> Dataset records:
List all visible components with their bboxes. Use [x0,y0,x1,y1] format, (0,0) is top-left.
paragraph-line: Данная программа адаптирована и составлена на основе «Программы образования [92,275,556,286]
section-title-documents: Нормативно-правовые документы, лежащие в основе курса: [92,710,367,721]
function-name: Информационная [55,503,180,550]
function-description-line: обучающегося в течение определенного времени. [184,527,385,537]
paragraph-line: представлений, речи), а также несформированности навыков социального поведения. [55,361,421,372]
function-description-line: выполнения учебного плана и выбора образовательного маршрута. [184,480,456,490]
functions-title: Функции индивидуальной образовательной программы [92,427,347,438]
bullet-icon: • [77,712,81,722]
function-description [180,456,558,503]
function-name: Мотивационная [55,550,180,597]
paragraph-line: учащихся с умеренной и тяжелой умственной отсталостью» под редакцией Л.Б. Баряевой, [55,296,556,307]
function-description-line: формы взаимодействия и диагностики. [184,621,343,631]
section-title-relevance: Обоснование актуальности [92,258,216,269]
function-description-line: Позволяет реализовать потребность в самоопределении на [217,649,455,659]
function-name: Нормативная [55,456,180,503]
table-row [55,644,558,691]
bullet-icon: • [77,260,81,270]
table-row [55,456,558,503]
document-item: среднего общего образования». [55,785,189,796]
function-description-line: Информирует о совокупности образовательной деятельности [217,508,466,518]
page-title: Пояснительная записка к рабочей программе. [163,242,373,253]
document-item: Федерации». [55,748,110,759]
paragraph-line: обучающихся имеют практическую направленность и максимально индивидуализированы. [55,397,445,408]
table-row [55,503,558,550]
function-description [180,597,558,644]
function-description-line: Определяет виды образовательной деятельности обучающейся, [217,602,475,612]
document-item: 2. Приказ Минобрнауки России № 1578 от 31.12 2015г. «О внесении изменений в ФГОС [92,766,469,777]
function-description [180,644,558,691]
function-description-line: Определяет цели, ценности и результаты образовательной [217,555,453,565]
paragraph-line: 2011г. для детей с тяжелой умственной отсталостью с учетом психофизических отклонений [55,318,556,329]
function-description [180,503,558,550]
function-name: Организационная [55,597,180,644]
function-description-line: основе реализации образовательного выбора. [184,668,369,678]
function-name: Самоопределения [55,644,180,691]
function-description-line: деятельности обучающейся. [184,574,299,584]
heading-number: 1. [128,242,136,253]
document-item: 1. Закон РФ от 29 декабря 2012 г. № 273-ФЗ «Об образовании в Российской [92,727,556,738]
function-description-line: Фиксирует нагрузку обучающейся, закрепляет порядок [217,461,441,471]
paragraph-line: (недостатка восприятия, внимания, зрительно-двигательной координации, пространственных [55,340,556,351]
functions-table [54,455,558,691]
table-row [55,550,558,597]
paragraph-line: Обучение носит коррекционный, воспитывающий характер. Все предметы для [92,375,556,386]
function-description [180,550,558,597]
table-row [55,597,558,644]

> Problem to work on:
Reproduce the part of the entries that opens with their first line and closes with the line containing "function-description [180,456,558,503]", renaming "paragraph-line" to "text-line" and leaving everything else unchanged.

> Finished answer:
List all visible components with their bboxes. Use [x0,y0,x1,y1] format, (0,0) is top-left.
text-line: Данная программа адаптирована и составлена на основе «Программы образования [92,275,556,286]
section-title-documents: Нормативно-правовые документы, лежащие в основе курса: [92,710,367,721]
function-name: Информационная [55,503,180,550]
function-description-line: обучающегося в течение определенного времени. [184,527,385,537]
text-line: представлений, речи), а также несформированности навыков социального поведения. [55,361,421,372]
function-description-line: выполнения учебного плана и выбора образовательного маршрута. [184,480,456,490]
functions-title: Функции индивидуальной образовательной программы [92,427,347,438]
bullet-icon: • [77,712,81,722]
function-description [180,456,558,503]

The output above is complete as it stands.